### Task instructions
Write out the entire listing below exactly as it appears, minus any pictures.

### Dataset
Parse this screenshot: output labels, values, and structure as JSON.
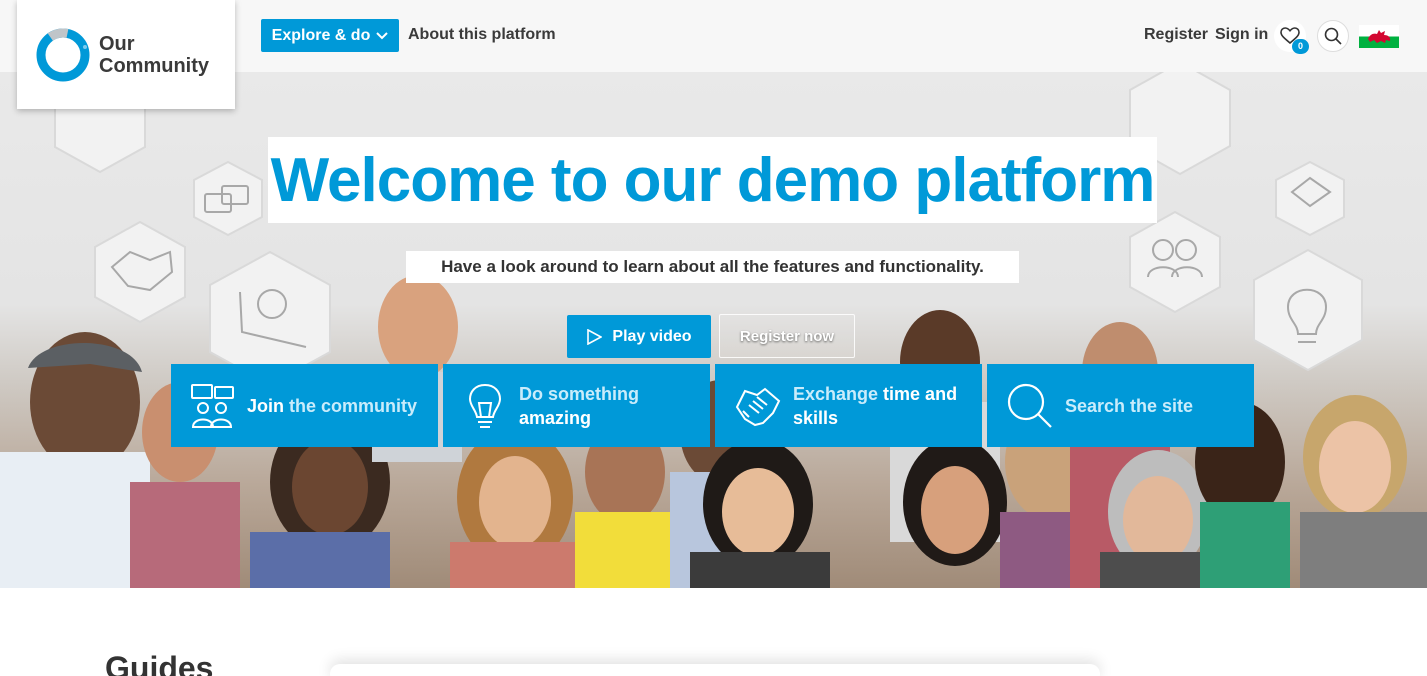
{
  "header": {
    "logo_line1": "Our",
    "logo_line2": "Community",
    "explore_label": "Explore & do",
    "about_label": "About this platform",
    "register_label": "Register",
    "signin_label": "Sign in",
    "favourites_count": "0",
    "language_flag": "welsh-flag-icon"
  },
  "hero": {
    "title": "Welcome to our demo platform",
    "subtitle": "Have a look around to learn about all the features and functionality.",
    "play_label": "Play video",
    "register_label": "Register now",
    "tiles": [
      {
        "part1": "Join",
        "part2": " the community",
        "icon": "community-icon"
      },
      {
        "part1": "Do something ",
        "part2": "amazing",
        "icon": "lightbulb-icon"
      },
      {
        "part1": "Exchange ",
        "part2": "time and skills",
        "icon": "handshake-icon"
      },
      {
        "part1": "Search the site",
        "part2": "",
        "icon": "search-icon"
      }
    ]
  },
  "guides": {
    "title": "Guides"
  },
  "colors": {
    "brand": "#0099d8",
    "header_bg": "#f7f7f7",
    "text": "#333333"
  }
}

### Final result
Parse this screenshot: output labels, values, and structure as JSON.
{
  "header": {
    "logo_line1": "Our",
    "logo_line2": "Community",
    "explore_label": "Explore & do",
    "about_label": "About this platform",
    "register_label": "Register",
    "signin_label": "Sign in",
    "favourites_count": "0",
    "language_flag": "welsh-flag-icon"
  },
  "hero": {
    "title": "Welcome to our demo platform",
    "subtitle": "Have a look around to learn about all the features and functionality.",
    "play_label": "Play video",
    "register_label": "Register now",
    "tiles": [
      {
        "part1": "Join",
        "part2": " the community",
        "icon": "community-icon"
      },
      {
        "part1": "Do something ",
        "part2": "amazing",
        "icon": "lightbulb-icon"
      },
      {
        "part1": "Exchange ",
        "part2": "time and skills",
        "icon": "handshake-icon"
      },
      {
        "part1": "Search the site",
        "part2": "",
        "icon": "search-icon"
      }
    ]
  },
  "guides": {
    "title": "Guides"
  },
  "colors": {
    "brand": "#0099d8",
    "header_bg": "#f7f7f7",
    "text": "#333333"
  }
}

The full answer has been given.